- _Records supplied_:

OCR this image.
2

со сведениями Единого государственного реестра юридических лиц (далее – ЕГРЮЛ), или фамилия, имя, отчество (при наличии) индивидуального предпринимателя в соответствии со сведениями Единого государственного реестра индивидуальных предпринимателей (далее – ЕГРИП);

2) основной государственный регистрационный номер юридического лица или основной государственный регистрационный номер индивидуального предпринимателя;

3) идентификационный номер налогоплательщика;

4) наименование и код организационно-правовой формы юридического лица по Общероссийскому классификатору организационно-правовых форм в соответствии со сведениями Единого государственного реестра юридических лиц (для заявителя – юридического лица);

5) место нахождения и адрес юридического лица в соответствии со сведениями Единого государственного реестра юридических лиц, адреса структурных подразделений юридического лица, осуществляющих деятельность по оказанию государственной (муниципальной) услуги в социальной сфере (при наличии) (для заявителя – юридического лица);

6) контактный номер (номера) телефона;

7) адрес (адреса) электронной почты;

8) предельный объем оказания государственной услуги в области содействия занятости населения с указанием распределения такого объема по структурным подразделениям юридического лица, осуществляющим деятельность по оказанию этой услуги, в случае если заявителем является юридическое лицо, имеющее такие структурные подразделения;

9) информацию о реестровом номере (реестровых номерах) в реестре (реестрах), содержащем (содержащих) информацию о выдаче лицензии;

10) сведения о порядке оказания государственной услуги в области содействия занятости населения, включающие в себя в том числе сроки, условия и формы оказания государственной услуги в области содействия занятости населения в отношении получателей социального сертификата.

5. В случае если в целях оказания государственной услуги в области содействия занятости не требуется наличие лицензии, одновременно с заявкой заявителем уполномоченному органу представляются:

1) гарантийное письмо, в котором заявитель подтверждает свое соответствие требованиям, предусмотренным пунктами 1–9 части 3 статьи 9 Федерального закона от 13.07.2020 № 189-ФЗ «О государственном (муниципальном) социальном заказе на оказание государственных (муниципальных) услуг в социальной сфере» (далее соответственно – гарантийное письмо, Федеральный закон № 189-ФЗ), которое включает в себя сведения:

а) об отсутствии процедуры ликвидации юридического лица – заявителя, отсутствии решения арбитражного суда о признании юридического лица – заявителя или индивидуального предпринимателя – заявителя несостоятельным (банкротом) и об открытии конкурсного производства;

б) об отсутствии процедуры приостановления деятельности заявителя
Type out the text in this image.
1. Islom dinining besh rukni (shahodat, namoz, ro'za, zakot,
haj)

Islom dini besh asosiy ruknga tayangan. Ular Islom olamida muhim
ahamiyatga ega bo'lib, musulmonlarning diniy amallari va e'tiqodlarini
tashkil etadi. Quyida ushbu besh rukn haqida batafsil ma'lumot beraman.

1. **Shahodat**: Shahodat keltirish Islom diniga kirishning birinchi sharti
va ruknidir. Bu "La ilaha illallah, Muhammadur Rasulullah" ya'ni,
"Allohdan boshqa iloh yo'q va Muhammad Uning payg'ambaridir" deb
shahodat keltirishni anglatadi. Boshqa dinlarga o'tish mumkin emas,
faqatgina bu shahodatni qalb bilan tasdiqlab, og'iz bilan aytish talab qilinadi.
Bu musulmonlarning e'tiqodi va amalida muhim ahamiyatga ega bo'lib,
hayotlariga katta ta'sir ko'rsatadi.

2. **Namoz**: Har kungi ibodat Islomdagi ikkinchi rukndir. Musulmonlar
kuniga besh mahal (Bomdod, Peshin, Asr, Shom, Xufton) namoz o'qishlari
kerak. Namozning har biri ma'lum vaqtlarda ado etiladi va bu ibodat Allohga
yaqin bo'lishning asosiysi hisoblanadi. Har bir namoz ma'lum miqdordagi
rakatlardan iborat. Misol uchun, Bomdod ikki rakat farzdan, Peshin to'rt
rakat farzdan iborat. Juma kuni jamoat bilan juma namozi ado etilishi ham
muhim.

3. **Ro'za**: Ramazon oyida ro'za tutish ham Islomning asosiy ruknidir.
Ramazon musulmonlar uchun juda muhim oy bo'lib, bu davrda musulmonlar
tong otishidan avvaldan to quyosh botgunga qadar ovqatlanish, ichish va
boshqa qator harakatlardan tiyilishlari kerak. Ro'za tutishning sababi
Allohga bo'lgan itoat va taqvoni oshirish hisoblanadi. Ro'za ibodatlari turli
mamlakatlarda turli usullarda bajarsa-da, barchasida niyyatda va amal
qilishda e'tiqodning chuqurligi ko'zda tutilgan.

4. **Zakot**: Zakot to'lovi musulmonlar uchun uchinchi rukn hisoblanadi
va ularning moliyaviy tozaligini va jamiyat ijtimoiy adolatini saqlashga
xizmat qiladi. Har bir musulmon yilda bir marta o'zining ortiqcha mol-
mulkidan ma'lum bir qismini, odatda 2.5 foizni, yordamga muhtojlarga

- _What this task involves_: Each line of the material should be echoed exactly.

- _Result of the exercise_:
OCR this image.
2

со сведениями Единого государственного реестра юридических лиц (далее – ЕГРЮЛ), или фамилия, имя, отчество (при наличии) индивидуального предпринимателя в соответствии со сведениями Единого государственного реестра индивидуальных предпринимателей (далее – ЕГРИП);

2) основной государственный регистрационный номер юридического лица или основной государственный регистрационный номер индивидуального предпринимателя;

3) идентификационный номер налогоплательщика;

4) наименование и код организационно-правовой формы юридического лица по Общероссийскому классификатору организационно-правовых форм в соответствии со сведениями Единого государственного реестра юридических лиц (для заявителя – юридического лица);

5) место нахождения и адрес юридического лица в соответствии со сведениями Единого государственного реестра юридических лиц, адреса структурных подразделений юридического лица, осуществляющих деятельность по оказанию государственной (муниципальной) услуги в социальной сфере (при наличии) (для заявителя – юридического лица);

6) контактный номер (номера) телефона;

7) адрес (адреса) электронной почты;

8) предельный объем оказания государственной услуги в области содействия занятости населения с указанием распределения такого объема по структурным подразделениям юридического лица, осуществляющим деятельность по оказанию этой услуги, в случае если заявителем является юридическое лицо, имеющее такие структурные подразделения;

9) информацию о реестровом номере (реестровых номерах) в реестре (реестрах), содержащем (содержащих) информацию о выдаче лицензии;

10) сведения о порядке оказания государственной услуги в области содействия занятости населения, включающие в себя в том числе сроки, условия и формы оказания государственной услуги в области содействия занятости населения в отношении получателей социального сертификата.

5. В случае если в целях оказания государственной услуги в области содействия занятости не требуется наличие лицензии, одновременно с заявкой заявителем уполномоченному органу представляются:

1) гарантийное письмо, в котором заявитель подтверждает свое соответствие требованиям, предусмотренным пунктами 1–9 части 3 статьи 9 Федерального закона от 13.07.2020 № 189-ФЗ «О государственном (муниципальном) социальном заказе на оказание государственных (муниципальных) услуг в социальной сфере» (далее соответственно – гарантийное письмо, Федеральный закон № 189-ФЗ), которое включает в себя сведения:

а) об отсутствии процедуры ликвидации юридического лица – заявителя, отсутствии решения арбитражного суда о признании юридического лица – заявителя или индивидуального предпринимателя – заявителя несостоятельным (банкротом) и об открытии конкурсного производства;

б) об отсутствии процедуры приостановления деятельности заявителя
Type out the text in this image.
1. Islom dinining besh rukni (shahodat, namoz, ro'za, zakot,
haj)

Islom dini besh asosiy ruknga tayangan. Ular Islom olamida muhim
ahamiyatga ega bo'lib, musulmonlarning diniy amallari va e'tiqodlarini
tashkil etadi. Quyida ushbu besh rukn haqida batafsil ma'lumot beraman.

1. **Shahodat**: Shahodat keltirish Islom diniga kirishning birinchi sharti
va ruknidir. Bu "La ilaha illallah, Muhammadur Rasulullah" ya'ni,
"Allohdan boshqa iloh yo'q va Muhammad Uning payg'ambaridir" deb
shahodat keltirishni anglatadi. Boshqa dinlarga o'tish mumkin emas,
faqatgina bu shahodatni qalb bilan tasdiqlab, og'iz bilan aytish talab qilinadi.
Bu musulmonlarning e'tiqodi va amalida muhim ahamiyatga ega bo'lib,
hayotlariga katta ta'sir ko'rsatadi.

2. **Namoz**: Har kungi ibodat Islomdagi ikkinchi rukndir. Musulmonlar
kuniga besh mahal (Bomdod, Peshin, Asr, Shom, Xufton) namoz o'qishlari
kerak. Namozning har biri ma'lum vaqtlarda ado etiladi va bu ibodat Allohga
yaqin bo'lishning asosiysi hisoblanadi. Har bir namoz ma'lum miqdordagi
rakatlardan iborat. Misol uchun, Bomdod ikki rakat farzdan, Peshin to'rt
rakat farzdan iborat. Juma kuni jamoat bilan juma namozi ado etilishi ham
muhim.

3. **Ro'za**: Ramazon oyida ro'za tutish ham Islomning asosiy ruknidir.
Ramazon musulmonlar uchun juda muhim oy bo'lib, bu davrda musulmonlar
tong otishidan avvaldan to quyosh botgunga qadar ovqatlanish, ichish va
boshqa qator harakatlardan tiyilishlari kerak. Ro'za tutishning sababi
Allohga bo'lgan itoat va taqvoni oshirish hisoblanadi. Ro'za ibodatlari turli
mamlakatlarda turli usullarda bajarsa-da, barchasida niyyatda va amal
qilishda e'tiqodning chuqurligi ko'zda tutilgan.

4. **Zakot**: Zakot to'lovi musulmonlar uchun uchinchi rukn hisoblanadi
va ularning moliyaviy tozaligini va jamiyat ijtimoiy adolatini saqlashga
xizmat qiladi. Har bir musulmon yilda bir marta o'zining ortiqcha mol-
mulkidan ma'lum bir qismini, odatda 2.5 foizni, yordamga muhtojlarga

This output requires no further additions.